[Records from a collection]
☆ ☆ ☆ ☆ ☆ ☆ ☆
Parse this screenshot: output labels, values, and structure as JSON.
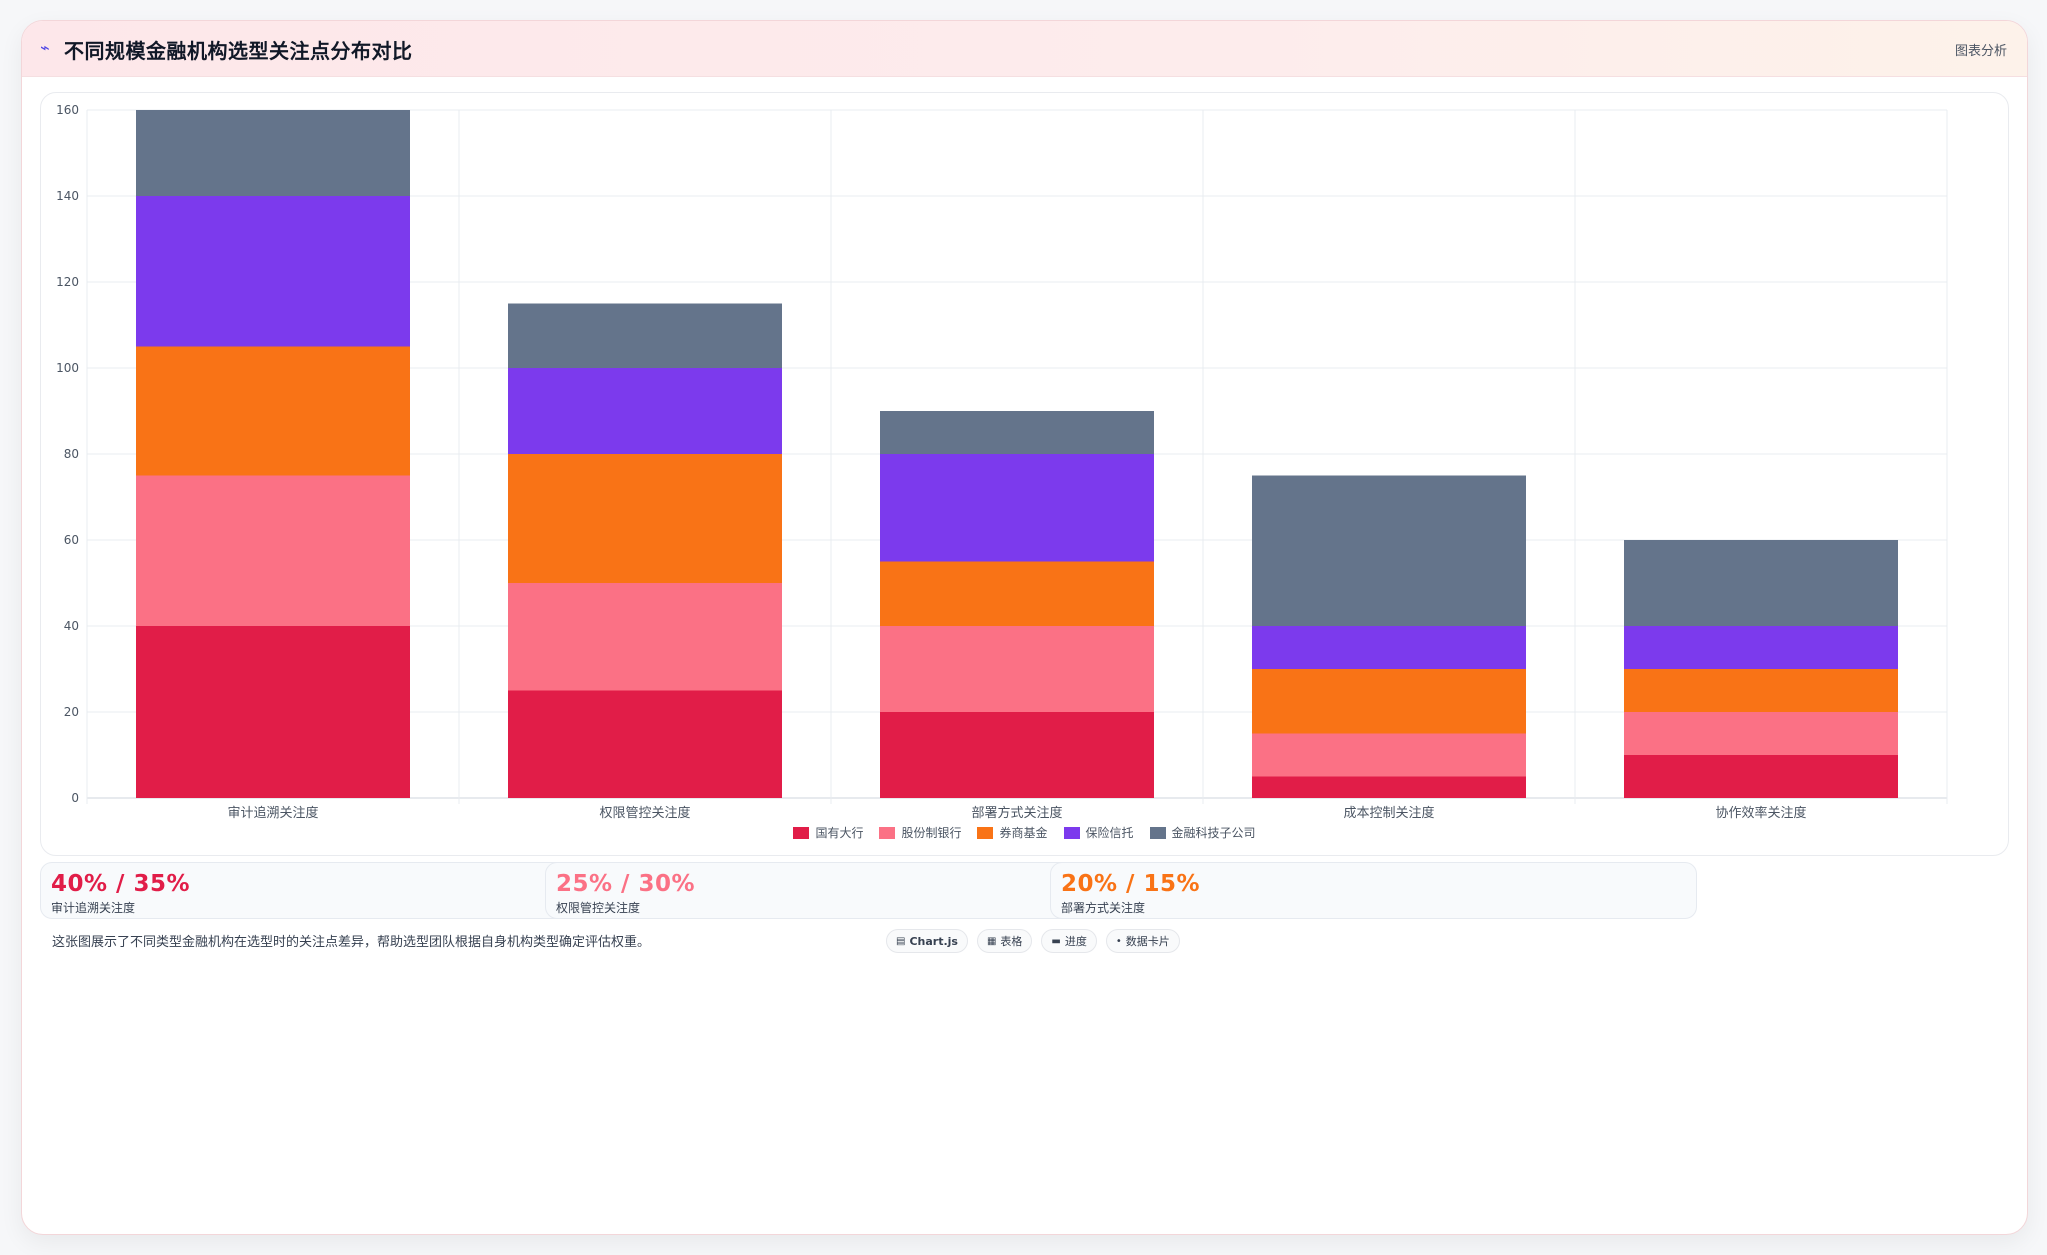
{
  "header": {
    "icon": "chart-line-icon",
    "title": "不同规模金融机构选型关注点分布对比",
    "action_label": "图表分析"
  },
  "chart_data": {
    "type": "bar",
    "stacked": true,
    "title": "",
    "xlabel": "",
    "ylabel": "",
    "ylim": [
      0,
      160
    ],
    "yticks": [
      0,
      20,
      40,
      60,
      80,
      100,
      120,
      140,
      160
    ],
    "grid": true,
    "legend_position": "bottom",
    "categories": [
      "审计追溯关注度",
      "权限管控关注度",
      "部署方式关注度",
      "成本控制关注度",
      "协作效率关注度"
    ],
    "series": [
      {
        "name": "国有大行",
        "color": "#e11d48",
        "values": [
          40,
          25,
          20,
          5,
          10
        ]
      },
      {
        "name": "股份制银行",
        "color": "#fb7185",
        "values": [
          35,
          25,
          20,
          10,
          10
        ]
      },
      {
        "name": "券商基金",
        "color": "#f97316",
        "values": [
          30,
          30,
          15,
          15,
          10
        ]
      },
      {
        "name": "保险信托",
        "color": "#7c3aed",
        "values": [
          35,
          20,
          25,
          10,
          10
        ]
      },
      {
        "name": "金融科技子公司",
        "color": "#64748b",
        "values": [
          20,
          15,
          10,
          35,
          20
        ]
      }
    ]
  },
  "stats": [
    {
      "value": "40% / 35%",
      "label": "审计追溯关注度",
      "color": "#e11d48"
    },
    {
      "value": "25% / 30%",
      "label": "权限管控关注度",
      "color": "#fb7185"
    },
    {
      "value": "20% / 15%",
      "label": "部署方式关注度",
      "color": "#f97316"
    }
  ],
  "footer": {
    "note": "这张图展示了不同类型金融机构在选型时的关注点差异，帮助选型团队根据自身机构类型确定评估权重。",
    "chips": [
      {
        "icon": "chart-icon",
        "glyph": "▤",
        "label": "Chart.js"
      },
      {
        "icon": "table-icon",
        "glyph": "▦",
        "label": "表格"
      },
      {
        "icon": "progress-icon",
        "glyph": "▬",
        "label": "进度"
      },
      {
        "icon": "card-icon",
        "glyph": "•",
        "label": "数据卡片"
      }
    ]
  }
}
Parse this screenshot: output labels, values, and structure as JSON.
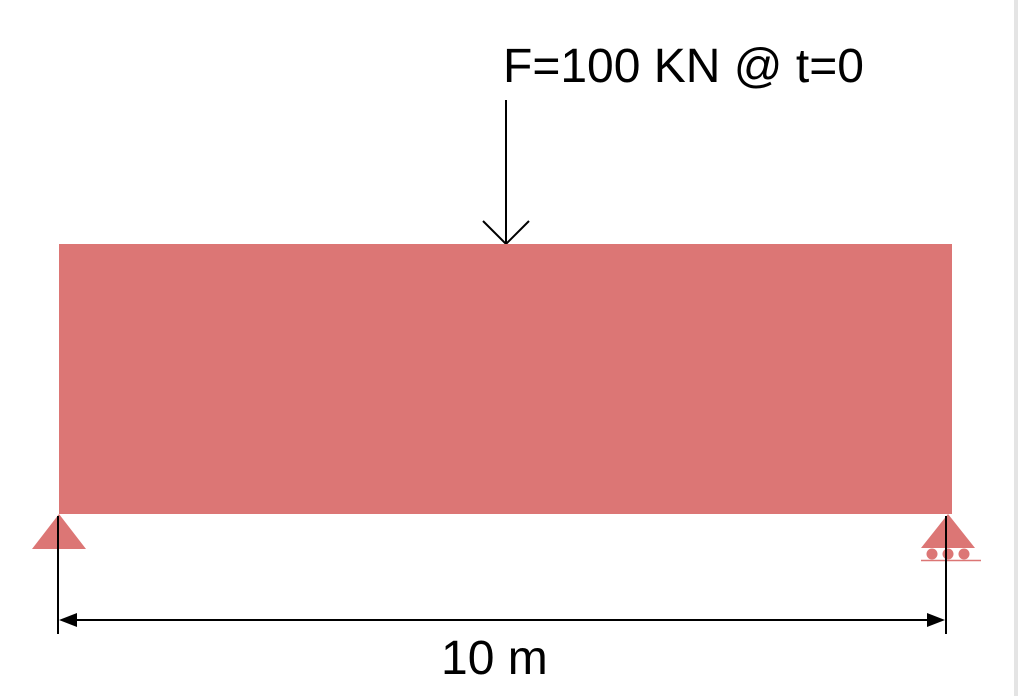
{
  "load_label": "F=100 KN @ t=0",
  "span_label": "10 m",
  "colors": {
    "beam": "#dc7675",
    "support": "#dc7675",
    "line": "#000000"
  },
  "icons": [
    "force-arrow-icon",
    "pin-support-icon",
    "roller-support-icon",
    "dimension-arrow-icon"
  ]
}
☆ ☆ ☆ ☆ ☆ ☆ ☆
Transcribe the whole listing exactly. Pictures are excluded.

Parse this screenshot: output labels, values, and structure as JSON.
{
  "header": {
    "icon": "chart-line-icon",
    "title": "不同规模金融机构选型关注点分布对比",
    "action_label": "图表分析"
  },
  "chart_data": {
    "type": "bar",
    "stacked": true,
    "title": "",
    "xlabel": "",
    "ylabel": "",
    "ylim": [
      0,
      160
    ],
    "yticks": [
      0,
      20,
      40,
      60,
      80,
      100,
      120,
      140,
      160
    ],
    "grid": true,
    "legend_position": "bottom",
    "categories": [
      "审计追溯关注度",
      "权限管控关注度",
      "部署方式关注度",
      "成本控制关注度",
      "协作效率关注度"
    ],
    "series": [
      {
        "name": "国有大行",
        "color": "#e11d48",
        "values": [
          40,
          25,
          20,
          5,
          10
        ]
      },
      {
        "name": "股份制银行",
        "color": "#fb7185",
        "values": [
          35,
          25,
          20,
          10,
          10
        ]
      },
      {
        "name": "券商基金",
        "color": "#f97316",
        "values": [
          30,
          30,
          15,
          15,
          10
        ]
      },
      {
        "name": "保险信托",
        "color": "#7c3aed",
        "values": [
          35,
          20,
          25,
          10,
          10
        ]
      },
      {
        "name": "金融科技子公司",
        "color": "#64748b",
        "values": [
          20,
          15,
          10,
          35,
          20
        ]
      }
    ]
  },
  "stats": [
    {
      "value": "40% / 35%",
      "label": "审计追溯关注度",
      "color": "#e11d48"
    },
    {
      "value": "25% / 30%",
      "label": "权限管控关注度",
      "color": "#fb7185"
    },
    {
      "value": "20% / 15%",
      "label": "部署方式关注度",
      "color": "#f97316"
    }
  ],
  "footer": {
    "note": "这张图展示了不同类型金融机构在选型时的关注点差异，帮助选型团队根据自身机构类型确定评估权重。",
    "chips": [
      {
        "icon": "chart-icon",
        "glyph": "▤",
        "label": "Chart.js"
      },
      {
        "icon": "table-icon",
        "glyph": "▦",
        "label": "表格"
      },
      {
        "icon": "progress-icon",
        "glyph": "▬",
        "label": "进度"
      },
      {
        "icon": "card-icon",
        "glyph": "•",
        "label": "数据卡片"
      }
    ]
  }
}
Parse this screenshot: output labels, values, and structure as JSON.
{
  "load_label": "F=100 KN @ t=0",
  "span_label": "10 m",
  "colors": {
    "beam": "#dc7675",
    "support": "#dc7675",
    "line": "#000000"
  },
  "icons": [
    "force-arrow-icon",
    "pin-support-icon",
    "roller-support-icon",
    "dimension-arrow-icon"
  ]
}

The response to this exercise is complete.